begin Data for processing

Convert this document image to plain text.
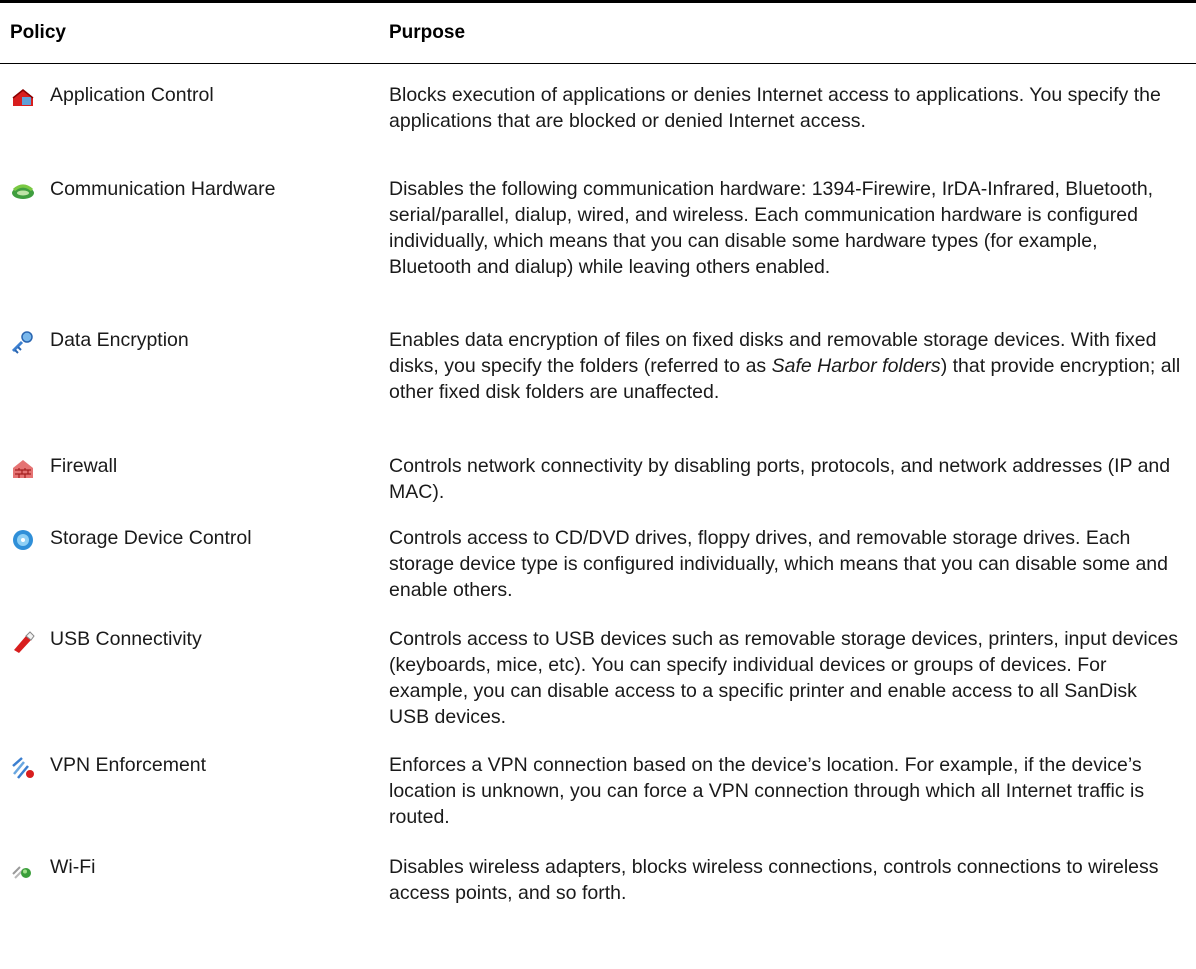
Policy	Purpose
Application Control	Blocks execution of applications or denies Internet access to applications. You specify the applications that are blocked or denied Internet access.
Communication Hardware	Disables the following communication hardware: 1394-Firewire, IrDA-Infrared, Bluetooth, serial/parallel, dialup, wired, and wireless. Each communication hardware is configured individually, which means that you can disable some hardware types (for example, Bluetooth and dialup) while leaving others enabled.
Data Encryption	Enables data encryption of files on fixed disks and removable storage devices. With fixed disks, you specify the folders (referred to as Safe Harbor folders) that provide encryption; all other fixed disk folders are unaffected.
Firewall	Controls network connectivity by disabling ports, protocols, and network addresses (IP and MAC).
Storage Device Control	Controls access to CD/DVD drives, floppy drives, and removable storage drives. Each storage device type is configured individually, which means that you can disable some and enable others.
USB Connectivity	Controls access to USB devices such as removable storage devices, printers, input devices (keyboards, mice, etc). You can specify individual devices or groups of devices. For example, you can disable access to a specific printer and enable access to all SanDisk USB devices.
VPN Enforcement	Enforces a VPN connection based on the device’s location. For example, if the device’s location is unknown, you can force a VPN connection through which all Internet traffic is routed.
Wi-Fi	Disables wireless adapters, blocks wireless connections, controls connections to wireless access points, and so forth.
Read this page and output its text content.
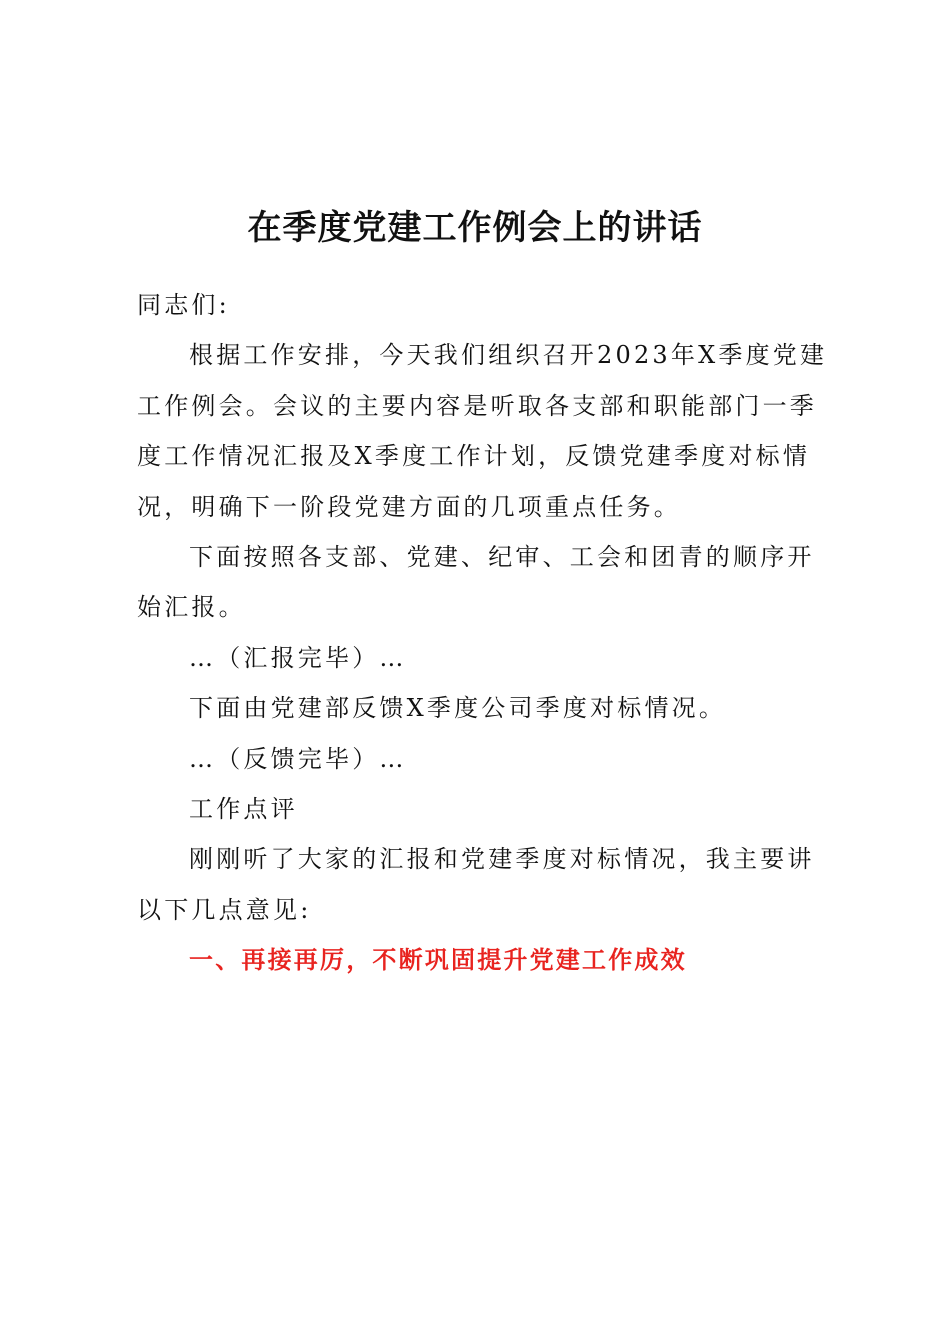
在季度党建工作例会上的讲话

同志们:

根据工作安排，今天我们组织召开2023年X季度党建工作例会。会议的主要内容是听取各支部和职能部门一季度工作情况汇报及X季度工作计划，反馈党建季度对标情况，明确下一阶段党建方面的几项重点任务。

下面按照各支部、党建、纪审、工会和团青的顺序开始汇报。

…（汇报完毕）…

下面由党建部反馈X季度公司季度对标情况。

…（反馈完毕）…

工作点评

刚刚听了大家的汇报和党建季度对标情况，我主要讲以下几点意见:

一、再接再厉，不断巩固提升党建工作成效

end Data for processing

**Work required**
Reproduce the material above verbatim; omit every picture.

**Correct output**
Convert this document image to plain text.
Policy	Purpose
Application Control	Blocks execution of applications or denies Internet access to applications. You specify the applications that are blocked or denied Internet access.
Communication Hardware	Disables the following communication hardware: 1394-Firewire, IrDA-Infrared, Bluetooth, serial/parallel, dialup, wired, and wireless. Each communication hardware is configured individually, which means that you can disable some hardware types (for example, Bluetooth and dialup) while leaving others enabled.
Data Encryption	Enables data encryption of files on fixed disks and removable storage devices. With fixed disks, you specify the folders (referred to as Safe Harbor folders) that provide encryption; all other fixed disk folders are unaffected.
Firewall	Controls network connectivity by disabling ports, protocols, and network addresses (IP and MAC).
Storage Device Control	Controls access to CD/DVD drives, floppy drives, and removable storage drives. Each storage device type is configured individually, which means that you can disable some and enable others.
USB Connectivity	Controls access to USB devices such as removable storage devices, printers, input devices (keyboards, mice, etc). You can specify individual devices or groups of devices. For example, you can disable access to a specific printer and enable access to all SanDisk USB devices.
VPN Enforcement	Enforces a VPN connection based on the device’s location. For example, if the device’s location is unknown, you can force a VPN connection through which all Internet traffic is routed.
Wi-Fi	Disables wireless adapters, blocks wireless connections, controls connections to wireless access points, and so forth.
Read this page and output its text content.
在季度党建工作例会上的讲话

同志们:

根据工作安排，今天我们组织召开2023年X季度党建工作例会。会议的主要内容是听取各支部和职能部门一季度工作情况汇报及X季度工作计划，反馈党建季度对标情况，明确下一阶段党建方面的几项重点任务。

下面按照各支部、党建、纪审、工会和团青的顺序开始汇报。

…（汇报完毕）…

下面由党建部反馈X季度公司季度对标情况。

…（反馈完毕）…

工作点评

刚刚听了大家的汇报和党建季度对标情况，我主要讲以下几点意见:

一、再接再厉，不断巩固提升党建工作成效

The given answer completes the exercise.